▶ **Extracted data entries**
^^^^^^^^^^^^^^^^
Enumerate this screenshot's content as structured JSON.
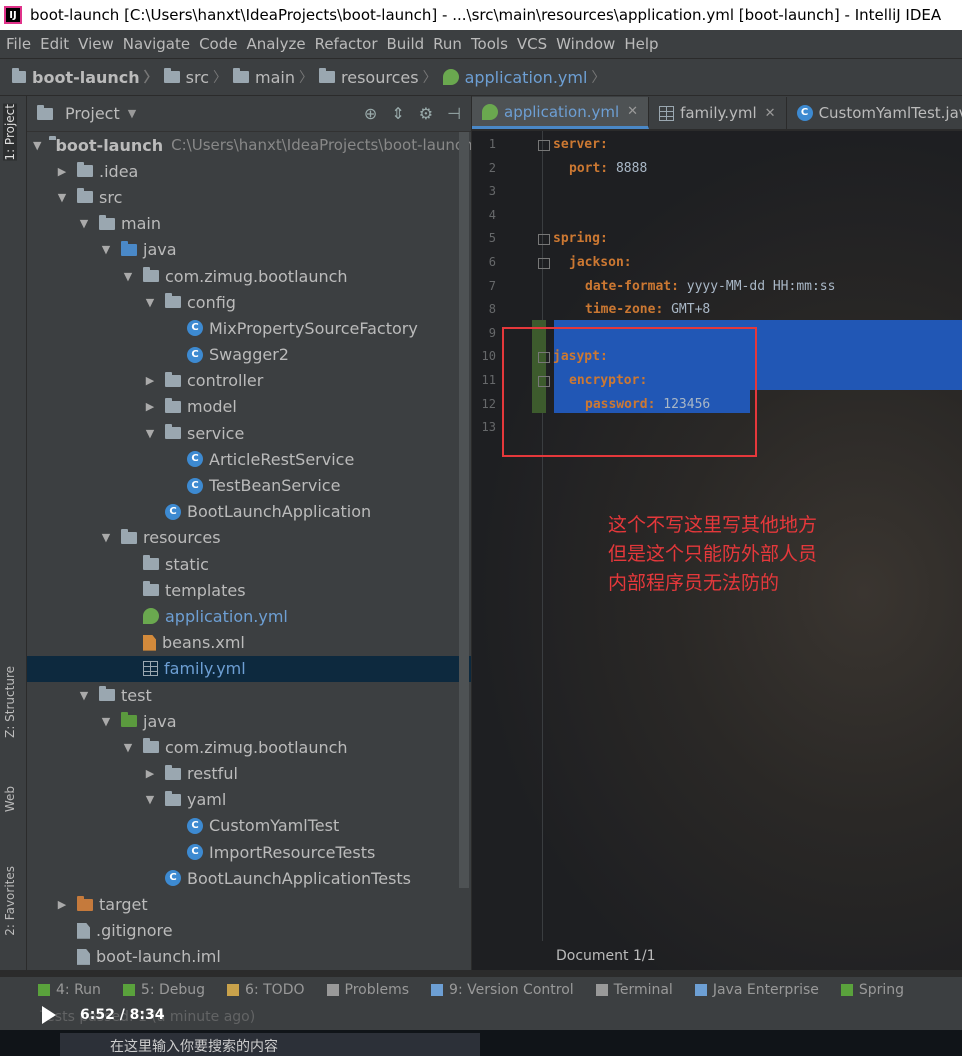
{
  "window": {
    "app_icon_text": "IJ",
    "title": "boot-launch [C:\\Users\\hanxt\\IdeaProjects\\boot-launch] - ...\\src\\main\\resources\\application.yml [boot-launch] - IntelliJ IDEA"
  },
  "menu": [
    {
      "label": "File"
    },
    {
      "label": "Edit"
    },
    {
      "label": "View"
    },
    {
      "label": "Navigate"
    },
    {
      "label": "Code"
    },
    {
      "label": "Analyze"
    },
    {
      "label": "Refactor"
    },
    {
      "label": "Build"
    },
    {
      "label": "Run"
    },
    {
      "label": "Tools"
    },
    {
      "label": "VCS"
    },
    {
      "label": "Window"
    },
    {
      "label": "Help"
    }
  ],
  "breadcrumb": [
    "boot-launch",
    "src",
    "main",
    "resources",
    "application.yml"
  ],
  "left_strip": {
    "project": "1: Project",
    "structure": "Z: Structure",
    "web": "Web",
    "favorites": "2: Favorites"
  },
  "project_panel": {
    "title": "Project",
    "tree": [
      {
        "label": "boot-launch",
        "path": "C:\\Users\\hanxt\\IdeaProjects\\boot-launch",
        "depth": 0,
        "arrow": "open",
        "icon": "folder"
      },
      {
        "label": ".idea",
        "depth": 1,
        "arrow": "closed",
        "icon": "folder"
      },
      {
        "label": "src",
        "depth": 1,
        "arrow": "open",
        "icon": "folder"
      },
      {
        "label": "main",
        "depth": 2,
        "arrow": "open",
        "icon": "folder"
      },
      {
        "label": "java",
        "depth": 3,
        "arrow": "open",
        "icon": "folder-blue"
      },
      {
        "label": "com.zimug.bootlaunch",
        "depth": 4,
        "arrow": "open",
        "icon": "folder"
      },
      {
        "label": "config",
        "depth": 5,
        "arrow": "open",
        "icon": "folder"
      },
      {
        "label": "MixPropertySourceFactory",
        "depth": 6,
        "arrow": "none",
        "icon": "class"
      },
      {
        "label": "Swagger2",
        "depth": 6,
        "arrow": "none",
        "icon": "class"
      },
      {
        "label": "controller",
        "depth": 5,
        "arrow": "closed",
        "icon": "folder"
      },
      {
        "label": "model",
        "depth": 5,
        "arrow": "closed",
        "icon": "folder"
      },
      {
        "label": "service",
        "depth": 5,
        "arrow": "open",
        "icon": "folder"
      },
      {
        "label": "ArticleRestService",
        "depth": 6,
        "arrow": "none",
        "icon": "class"
      },
      {
        "label": "TestBeanService",
        "depth": 6,
        "arrow": "none",
        "icon": "class"
      },
      {
        "label": "BootLaunchApplication",
        "depth": 5,
        "arrow": "none",
        "icon": "class"
      },
      {
        "label": "resources",
        "depth": 3,
        "arrow": "open",
        "icon": "folder-res"
      },
      {
        "label": "static",
        "depth": 4,
        "arrow": "none",
        "icon": "folder"
      },
      {
        "label": "templates",
        "depth": 4,
        "arrow": "none",
        "icon": "folder"
      },
      {
        "label": "application.yml",
        "depth": 4,
        "arrow": "none",
        "icon": "spring"
      },
      {
        "label": "beans.xml",
        "depth": 4,
        "arrow": "none",
        "icon": "xml"
      },
      {
        "label": "family.yml",
        "depth": 4,
        "arrow": "none",
        "icon": "table",
        "selected": true
      },
      {
        "label": "test",
        "depth": 2,
        "arrow": "open",
        "icon": "folder"
      },
      {
        "label": "java",
        "depth": 3,
        "arrow": "open",
        "icon": "folder-green"
      },
      {
        "label": "com.zimug.bootlaunch",
        "depth": 4,
        "arrow": "open",
        "icon": "folder"
      },
      {
        "label": "restful",
        "depth": 5,
        "arrow": "closed",
        "icon": "folder"
      },
      {
        "label": "yaml",
        "depth": 5,
        "arrow": "open",
        "icon": "folder"
      },
      {
        "label": "CustomYamlTest",
        "depth": 6,
        "arrow": "none",
        "icon": "class"
      },
      {
        "label": "ImportResourceTests",
        "depth": 6,
        "arrow": "none",
        "icon": "class"
      },
      {
        "label": "BootLaunchApplicationTests",
        "depth": 5,
        "arrow": "none",
        "icon": "class"
      },
      {
        "label": "target",
        "depth": 1,
        "arrow": "closed",
        "icon": "folder-orange"
      },
      {
        "label": ".gitignore",
        "depth": 1,
        "arrow": "none",
        "icon": "file"
      },
      {
        "label": "boot-launch.iml",
        "depth": 1,
        "arrow": "none",
        "icon": "file"
      }
    ]
  },
  "editor_tabs": [
    {
      "label": "application.yml",
      "active": true,
      "icon": "spring"
    },
    {
      "label": "family.yml",
      "active": false,
      "icon": "table"
    },
    {
      "label": "CustomYamlTest.java",
      "active": false,
      "icon": "class"
    }
  ],
  "editor": {
    "lines": [
      {
        "n": "1",
        "key": "server:",
        "val": "",
        "indent": 0
      },
      {
        "n": "2",
        "key": "port:",
        "val": " 8888",
        "indent": 1
      },
      {
        "n": "3",
        "key": "",
        "val": "",
        "indent": 0
      },
      {
        "n": "4",
        "key": "",
        "val": "",
        "indent": 0
      },
      {
        "n": "5",
        "key": "spring:",
        "val": "",
        "indent": 0
      },
      {
        "n": "6",
        "key": "jackson:",
        "val": "",
        "indent": 1
      },
      {
        "n": "7",
        "key": "date-format:",
        "val": " yyyy-MM-dd HH:mm:ss",
        "indent": 2
      },
      {
        "n": "8",
        "key": "time-zone:",
        "val": " GMT+8",
        "indent": 2
      },
      {
        "n": "9",
        "key": "",
        "val": "",
        "indent": 0
      },
      {
        "n": "10",
        "key": "jasypt:",
        "val": "",
        "indent": 0
      },
      {
        "n": "11",
        "key": "encryptor:",
        "val": "",
        "indent": 1
      },
      {
        "n": "12",
        "key": "password:",
        "val": " 123456",
        "indent": 2
      },
      {
        "n": "13",
        "key": "",
        "val": "",
        "indent": 0
      }
    ],
    "annotation": "这个不写这里写其他地方\n但是这个只能防外部人员\n内部程序员无法防的",
    "status": "Document 1/1"
  },
  "bottom_tools": [
    {
      "label": "4: Run",
      "color": "#5aa23c"
    },
    {
      "label": "5: Debug",
      "color": "#5aa23c"
    },
    {
      "label": "6: TODO",
      "color": "#c9a24b"
    },
    {
      "label": "Problems",
      "color": "#999999"
    },
    {
      "label": "9: Version Control",
      "color": "#6d9fd4"
    },
    {
      "label": "Terminal",
      "color": "#999999"
    },
    {
      "label": "Java Enterprise",
      "color": "#6d9fd4"
    },
    {
      "label": "Spring",
      "color": "#5aa23c"
    }
  ],
  "statusbar": {
    "text": "Tests passed: 1 (a minute ago)",
    "video_time": "6:52 / 8:34"
  },
  "taskbar": {
    "search_placeholder": "在这里输入你要搜索的内容"
  }
}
^^^^^^^^^^^^^^^^
▶ **The exercise**
Repeat each record exactly, with the pictures left out.

▶ **Response to this exercise**
Enumerate this screenshot's content as structured JSON.
{
  "window": {
    "app_icon_text": "IJ",
    "title": "boot-launch [C:\\Users\\hanxt\\IdeaProjects\\boot-launch] - ...\\src\\main\\resources\\application.yml [boot-launch] - IntelliJ IDEA"
  },
  "menu": [
    {
      "label": "File"
    },
    {
      "label": "Edit"
    },
    {
      "label": "View"
    },
    {
      "label": "Navigate"
    },
    {
      "label": "Code"
    },
    {
      "label": "Analyze"
    },
    {
      "label": "Refactor"
    },
    {
      "label": "Build"
    },
    {
      "label": "Run"
    },
    {
      "label": "Tools"
    },
    {
      "label": "VCS"
    },
    {
      "label": "Window"
    },
    {
      "label": "Help"
    }
  ],
  "breadcrumb": [
    "boot-launch",
    "src",
    "main",
    "resources",
    "application.yml"
  ],
  "left_strip": {
    "project": "1: Project",
    "structure": "Z: Structure",
    "web": "Web",
    "favorites": "2: Favorites"
  },
  "project_panel": {
    "title": "Project",
    "tree": [
      {
        "label": "boot-launch",
        "path": "C:\\Users\\hanxt\\IdeaProjects\\boot-launch",
        "depth": 0,
        "arrow": "open",
        "icon": "folder"
      },
      {
        "label": ".idea",
        "depth": 1,
        "arrow": "closed",
        "icon": "folder"
      },
      {
        "label": "src",
        "depth": 1,
        "arrow": "open",
        "icon": "folder"
      },
      {
        "label": "main",
        "depth": 2,
        "arrow": "open",
        "icon": "folder"
      },
      {
        "label": "java",
        "depth": 3,
        "arrow": "open",
        "icon": "folder-blue"
      },
      {
        "label": "com.zimug.bootlaunch",
        "depth": 4,
        "arrow": "open",
        "icon": "folder"
      },
      {
        "label": "config",
        "depth": 5,
        "arrow": "open",
        "icon": "folder"
      },
      {
        "label": "MixPropertySourceFactory",
        "depth": 6,
        "arrow": "none",
        "icon": "class"
      },
      {
        "label": "Swagger2",
        "depth": 6,
        "arrow": "none",
        "icon": "class"
      },
      {
        "label": "controller",
        "depth": 5,
        "arrow": "closed",
        "icon": "folder"
      },
      {
        "label": "model",
        "depth": 5,
        "arrow": "closed",
        "icon": "folder"
      },
      {
        "label": "service",
        "depth": 5,
        "arrow": "open",
        "icon": "folder"
      },
      {
        "label": "ArticleRestService",
        "depth": 6,
        "arrow": "none",
        "icon": "class"
      },
      {
        "label": "TestBeanService",
        "depth": 6,
        "arrow": "none",
        "icon": "class"
      },
      {
        "label": "BootLaunchApplication",
        "depth": 5,
        "arrow": "none",
        "icon": "class"
      },
      {
        "label": "resources",
        "depth": 3,
        "arrow": "open",
        "icon": "folder-res"
      },
      {
        "label": "static",
        "depth": 4,
        "arrow": "none",
        "icon": "folder"
      },
      {
        "label": "templates",
        "depth": 4,
        "arrow": "none",
        "icon": "folder"
      },
      {
        "label": "application.yml",
        "depth": 4,
        "arrow": "none",
        "icon": "spring"
      },
      {
        "label": "beans.xml",
        "depth": 4,
        "arrow": "none",
        "icon": "xml"
      },
      {
        "label": "family.yml",
        "depth": 4,
        "arrow": "none",
        "icon": "table",
        "selected": true
      },
      {
        "label": "test",
        "depth": 2,
        "arrow": "open",
        "icon": "folder"
      },
      {
        "label": "java",
        "depth": 3,
        "arrow": "open",
        "icon": "folder-green"
      },
      {
        "label": "com.zimug.bootlaunch",
        "depth": 4,
        "arrow": "open",
        "icon": "folder"
      },
      {
        "label": "restful",
        "depth": 5,
        "arrow": "closed",
        "icon": "folder"
      },
      {
        "label": "yaml",
        "depth": 5,
        "arrow": "open",
        "icon": "folder"
      },
      {
        "label": "CustomYamlTest",
        "depth": 6,
        "arrow": "none",
        "icon": "class"
      },
      {
        "label": "ImportResourceTests",
        "depth": 6,
        "arrow": "none",
        "icon": "class"
      },
      {
        "label": "BootLaunchApplicationTests",
        "depth": 5,
        "arrow": "none",
        "icon": "class"
      },
      {
        "label": "target",
        "depth": 1,
        "arrow": "closed",
        "icon": "folder-orange"
      },
      {
        "label": ".gitignore",
        "depth": 1,
        "arrow": "none",
        "icon": "file"
      },
      {
        "label": "boot-launch.iml",
        "depth": 1,
        "arrow": "none",
        "icon": "file"
      }
    ]
  },
  "editor_tabs": [
    {
      "label": "application.yml",
      "active": true,
      "icon": "spring"
    },
    {
      "label": "family.yml",
      "active": false,
      "icon": "table"
    },
    {
      "label": "CustomYamlTest.java",
      "active": false,
      "icon": "class"
    }
  ],
  "editor": {
    "lines": [
      {
        "n": "1",
        "key": "server:",
        "val": "",
        "indent": 0
      },
      {
        "n": "2",
        "key": "port:",
        "val": " 8888",
        "indent": 1
      },
      {
        "n": "3",
        "key": "",
        "val": "",
        "indent": 0
      },
      {
        "n": "4",
        "key": "",
        "val": "",
        "indent": 0
      },
      {
        "n": "5",
        "key": "spring:",
        "val": "",
        "indent": 0
      },
      {
        "n": "6",
        "key": "jackson:",
        "val": "",
        "indent": 1
      },
      {
        "n": "7",
        "key": "date-format:",
        "val": " yyyy-MM-dd HH:mm:ss",
        "indent": 2
      },
      {
        "n": "8",
        "key": "time-zone:",
        "val": " GMT+8",
        "indent": 2
      },
      {
        "n": "9",
        "key": "",
        "val": "",
        "indent": 0
      },
      {
        "n": "10",
        "key": "jasypt:",
        "val": "",
        "indent": 0
      },
      {
        "n": "11",
        "key": "encryptor:",
        "val": "",
        "indent": 1
      },
      {
        "n": "12",
        "key": "password:",
        "val": " 123456",
        "indent": 2
      },
      {
        "n": "13",
        "key": "",
        "val": "",
        "indent": 0
      }
    ],
    "annotation": "这个不写这里写其他地方\n但是这个只能防外部人员\n内部程序员无法防的",
    "status": "Document 1/1"
  },
  "bottom_tools": [
    {
      "label": "4: Run",
      "color": "#5aa23c"
    },
    {
      "label": "5: Debug",
      "color": "#5aa23c"
    },
    {
      "label": "6: TODO",
      "color": "#c9a24b"
    },
    {
      "label": "Problems",
      "color": "#999999"
    },
    {
      "label": "9: Version Control",
      "color": "#6d9fd4"
    },
    {
      "label": "Terminal",
      "color": "#999999"
    },
    {
      "label": "Java Enterprise",
      "color": "#6d9fd4"
    },
    {
      "label": "Spring",
      "color": "#5aa23c"
    }
  ],
  "statusbar": {
    "text": "Tests passed: 1 (a minute ago)",
    "video_time": "6:52 / 8:34"
  },
  "taskbar": {
    "search_placeholder": "在这里输入你要搜索的内容"
  }
}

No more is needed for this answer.